- EXTRACT PROVIDED
......

Oh boy oh boy. This thing runs at SCHED_FIFO MAX_USER_RT_PRIO/2 and
stops at mwait_idle_with_hints(). Why bother with /2?
There are a few things I haven't fully decoded. For instance why is it
looking at local_softirq_pending()?
The timer is probably here if mwait would let it sleep too long.

I tried to convert it over to smpboot thread so we don't have that CPU
notifier stuff to fire the cpu threads during hotplug events.

the smp_mb() barriers are not documented - I just shifted the code to
the left.

The code / logic itself could be a little more inteligent and only wake
up the threads for the CPUs that are about to idle but it seems it is
done on all of the at once unless I missed something.

Cc: Zhang Rui <rui.zh...@intel.com>
Cc: Eduardo Valentin <edubez...@gmail.com>
Cc: linux...@vger.kernel.org
Signed-off-by: Sebastian Andrzej Siewior <bige...@linutronix.de>
---
 drivers/thermal/intel_powerclamp.c | 315 ++++++++++++++++---------------------
 1 file changed, 136 insertions(+), 179 deletions(-)

diff --git a/drivers/thermal/intel_powerclamp.c 
b/drivers/thermal/intel_powerclamp.c
index 6c79588251d5..e04f7631426a 100644
--- a/drivers/thermal/intel_powerclamp.c
+++ b/drivers/thermal/intel_powerclamp.c
@@ -51,6 +51,7 @@
 #include <linux/debugfs.h>
 #include <linux/seq_file.h>
 #include <linux/sched/rt.h>
+#include <linux/smpboot.h>
 
 #include <asm/nmi.h>
 #include <asm/msr.h>
@@ -85,9 +86,9 @@ static unsigned int control_cpu; /* The cpu assigned to 
collect stat and update
                                  * can be offlined.

......

- TASK DIRECTIONS
Write out the powerclamp patch message from "I tried to convert" through "I missed something.", replacing "notifier" with "callback".

- Collected data
......

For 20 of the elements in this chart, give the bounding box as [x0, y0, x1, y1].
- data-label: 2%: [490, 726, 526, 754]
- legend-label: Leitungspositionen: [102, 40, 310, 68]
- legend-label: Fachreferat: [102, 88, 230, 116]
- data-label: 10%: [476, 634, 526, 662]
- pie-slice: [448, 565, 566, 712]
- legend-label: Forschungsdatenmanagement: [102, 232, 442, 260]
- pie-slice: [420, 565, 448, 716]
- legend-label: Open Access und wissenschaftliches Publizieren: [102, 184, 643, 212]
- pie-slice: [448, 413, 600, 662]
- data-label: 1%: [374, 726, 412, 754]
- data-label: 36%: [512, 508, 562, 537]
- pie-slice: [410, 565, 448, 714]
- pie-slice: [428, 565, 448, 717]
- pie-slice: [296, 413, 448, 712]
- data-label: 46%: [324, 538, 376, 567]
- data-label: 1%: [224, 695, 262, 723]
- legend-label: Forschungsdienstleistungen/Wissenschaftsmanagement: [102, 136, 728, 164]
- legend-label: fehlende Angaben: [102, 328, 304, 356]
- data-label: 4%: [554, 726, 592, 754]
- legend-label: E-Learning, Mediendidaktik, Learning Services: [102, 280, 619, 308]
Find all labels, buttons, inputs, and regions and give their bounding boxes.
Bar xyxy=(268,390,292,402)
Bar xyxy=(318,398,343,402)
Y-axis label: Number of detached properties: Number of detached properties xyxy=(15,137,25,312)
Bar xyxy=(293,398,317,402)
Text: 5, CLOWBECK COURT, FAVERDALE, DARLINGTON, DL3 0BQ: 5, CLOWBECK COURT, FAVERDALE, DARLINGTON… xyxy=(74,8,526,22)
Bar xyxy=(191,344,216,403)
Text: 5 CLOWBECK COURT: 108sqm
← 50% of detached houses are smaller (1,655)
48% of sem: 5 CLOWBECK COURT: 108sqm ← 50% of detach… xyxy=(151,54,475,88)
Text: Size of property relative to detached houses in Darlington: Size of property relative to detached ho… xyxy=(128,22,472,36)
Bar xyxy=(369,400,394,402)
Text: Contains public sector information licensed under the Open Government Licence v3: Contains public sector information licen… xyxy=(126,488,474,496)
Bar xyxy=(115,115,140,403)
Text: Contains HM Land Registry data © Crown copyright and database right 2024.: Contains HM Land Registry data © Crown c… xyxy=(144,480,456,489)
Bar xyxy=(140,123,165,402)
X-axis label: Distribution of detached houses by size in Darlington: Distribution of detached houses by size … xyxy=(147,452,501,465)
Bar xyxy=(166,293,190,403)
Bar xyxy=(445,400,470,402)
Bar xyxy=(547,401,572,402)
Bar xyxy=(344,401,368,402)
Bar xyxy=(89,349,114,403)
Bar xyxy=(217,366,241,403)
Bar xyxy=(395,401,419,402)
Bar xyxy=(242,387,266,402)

......

- WRITTEN SOLUTION
I tried to convert it over to smpboot thread so we don't have that CPU
callback stuff to fire the cpu threads during hotplug events.

the smp_mb() barriers are not documented - I just shifted the code to
the left.

The code / logic itself could be a little more inteligent and only wake
up the threads for the CPUs that are about to idle but it seems it is
done on all of the at once unless I missed something.